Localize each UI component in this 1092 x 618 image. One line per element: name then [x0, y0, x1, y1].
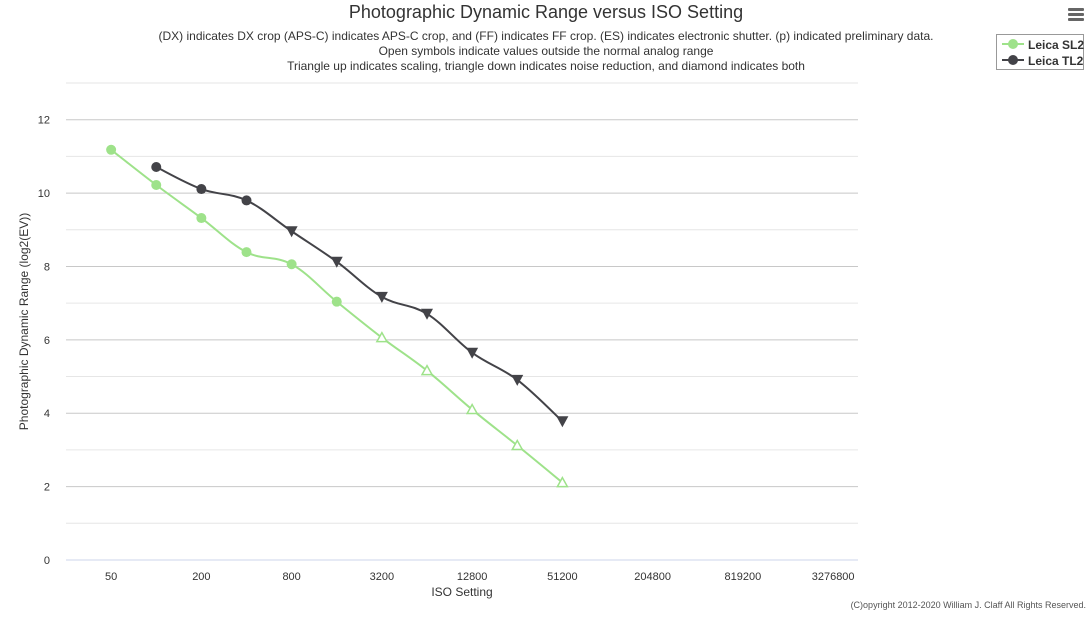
data-point-circle [106, 144, 117, 155]
data-point-triangle-down [556, 416, 569, 428]
series-line-leica-tl2 [155, 166, 564, 423]
data-point-triangle-down [330, 256, 343, 268]
y-axis-title: Photographic Dynamic Range (log2(EV)) [17, 213, 31, 430]
x-tick-label: 3200 [370, 571, 394, 583]
data-point-triangle-up-open [465, 403, 479, 415]
y-tick-label: 4 [44, 408, 50, 420]
series-line-leica-sl2 [110, 148, 564, 484]
x-tick-label: 819200 [725, 571, 762, 583]
y-tick-label: 6 [44, 335, 50, 347]
legend-marker-sl2-icon [1002, 39, 1024, 49]
data-point-triangle-up-open [375, 331, 389, 343]
data-point-triangle-down [421, 308, 434, 320]
y-tick-label: 12 [38, 115, 50, 127]
x-tick-label: 51200 [547, 571, 578, 583]
subtitle-line-2: Open symbols indicate values outside the… [378, 44, 714, 58]
x-tick-label: 50 [105, 571, 117, 583]
chart-legend: Leica SL2 Leica TL2 [996, 34, 1084, 70]
y-tick-label: 8 [44, 261, 50, 273]
legend-marker-tl2-icon [1002, 55, 1024, 65]
x-tick-label: 800 [282, 571, 300, 583]
y-tick-label: 2 [44, 482, 50, 494]
y-tick-label: 0 [44, 555, 50, 567]
hamburger-menu-icon[interactable] [1068, 8, 1084, 22]
legend-label-sl2: Leica SL2 [1028, 38, 1085, 52]
data-point-circle [196, 213, 207, 224]
legend-label-tl2: Leica TL2 [1028, 54, 1084, 68]
chart-title: Photographic Dynamic Range versus ISO Se… [348, 2, 744, 22]
y-tick-label: 10 [38, 188, 50, 200]
x-tick-label: 200 [192, 571, 210, 583]
x-axis-title: ISO Setting [431, 585, 492, 599]
subtitle-line-3: Triangle up indicates scaling, triangle … [287, 59, 805, 73]
copyright-notice: (C)opyright 2012-2020 William J. Claff A… [850, 600, 1086, 610]
data-point-triangle-up-open [420, 364, 434, 376]
data-point-triangle-up-open [510, 438, 524, 451]
data-point-triangle-down [285, 226, 298, 238]
x-tick-label: 3276800 [812, 571, 855, 583]
data-point-circle [241, 247, 252, 258]
data-point-triangle-up-open [556, 476, 569, 488]
data-point-triangle-down [511, 374, 524, 386]
data-point-triangle-down [466, 347, 479, 359]
data-point-circle [151, 162, 162, 173]
x-tick-label: 204800 [634, 571, 671, 583]
data-point-circle [286, 259, 297, 270]
subtitle-line-1: (DX) indicates DX crop (APS-C) indicates… [158, 29, 934, 43]
data-point-circle [241, 195, 252, 206]
x-tick-label: 12800 [457, 571, 488, 583]
data-point-circle [151, 180, 162, 191]
data-point-circle [196, 184, 207, 195]
chart-subtitle: (DX) indicates DX crop (APS-C) indicates… [0, 29, 1092, 74]
data-point-circle [331, 296, 342, 307]
data-point-triangle-down [375, 291, 388, 303]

| What is being asked |
Convert every line of the material into a JSON list of strings, one string per line, with blank lines dropped. Leave out the picture.

| Output below |
[
  "Localize each UI component in this 1092 x 618 image. One line per element: name then [x0, y0, x1, y1].",
  "data-point-circle [106, 144, 117, 155]",
  "data-point-triangle-down [556, 416, 569, 428]",
  "series-line-leica-tl2 [155, 166, 564, 423]",
  "data-point-triangle-down [330, 256, 343, 268]",
  "y-axis-title: Photographic Dynamic Range (log2(EV)) [17, 213, 31, 430]",
  "x-tick-label: 3200 [370, 571, 394, 583]",
  "data-point-triangle-up-open [465, 403, 479, 415]",
  "y-tick-label: 4 [44, 408, 50, 420]",
  "series-line-leica-sl2 [110, 148, 564, 484]",
  "x-tick-label: 819200 [725, 571, 762, 583]",
  "y-tick-label: 6 [44, 335, 50, 347]",
  "legend-marker-sl2-icon [1002, 39, 1024, 49]",
  "data-point-triangle-up-open [375, 331, 389, 343]",
  "data-point-triangle-down [421, 308, 434, 320]",
  "y-tick-label: 12 [38, 115, 50, 127]",
  "x-tick-label: 51200 [547, 571, 578, 583]",
  "subtitle-line-2: Open symbols indicate values outside the… [378, 44, 714, 58]",
  "x-tick-label: 50 [105, 571, 117, 583]",
  "chart-legend: Leica SL2 Leica TL2 [996, 34, 1084, 70]",
  "y-tick-label: 8 [44, 261, 50, 273]",
  "legend-marker-tl2-icon [1002, 55, 1024, 65]",
  "x-tick-label: 800 [282, 571, 300, 583]",
  "y-tick-label: 2 [44, 482, 50, 494]",
  "y-tick-label: 0 [44, 555, 50, 567]",
  "hamburger-menu-icon[interactable] [1068, 8, 1084, 22]",
  "legend-label-sl2: Leica SL2 [1028, 38, 1085, 52]",
  "data-point-circle [196, 213, 207, 224]",
  "legend-label-tl2: Leica TL2 [1028, 54, 1084, 68]",
  "chart-title: Photographic Dynamic Range versus ISO Se… [348, 2, 744, 22]",
  "y-tick-label: 10 [38, 188, 50, 200]",
  "x-tick-label: 200 [192, 571, 210, 583]",
  "x-axis-title: ISO Setting [431, 585, 492, 599]",
  "subtitle-line-3: Triangle up indicates scaling, triangle … [287, 59, 805, 73]",
  "copyright-notice: (C)opyright 2012-2020 William J. Claff A… [850, 600, 1086, 610]",
  "data-point-triangle-up-open [420, 364, 434, 376]",
  "data-point-triangle-up-open [510, 438, 524, 451]",
  "data-point-triangle-down [285, 226, 298, 238]",
  "x-tick-label: 3276800 [812, 571, 855, 583]",
  "data-point-circle [241, 247, 252, 258]",
  "data-point-triangle-up-open [556, 476, 569, 488]",
  "data-point-triangle-down [511, 374, 524, 386]",
  "data-point-triangle-down [466, 347, 479, 359]",
  "data-point-circle [151, 162, 162, 173]",
  "x-tick-label: 204800 [634, 571, 671, 583]",
  "data-point-circle [286, 259, 297, 270]",
  "subtitle-line-1: (DX) indicates DX crop (APS-C) indicates… [158, 29, 934, 43]",
  "data-point-circle [241, 195, 252, 206]",
  "x-tick-label: 12800 [457, 571, 488, 583]",
  "data-point-circle [151, 180, 162, 191]",
  "data-point-circle [196, 184, 207, 195]",
  "chart-subtitle: (DX) indicates DX crop (APS-C) indicates… [0, 29, 1092, 74]",
  "data-point-circle [331, 296, 342, 307]",
  "data-point-triangle-down [375, 291, 388, 303]"
]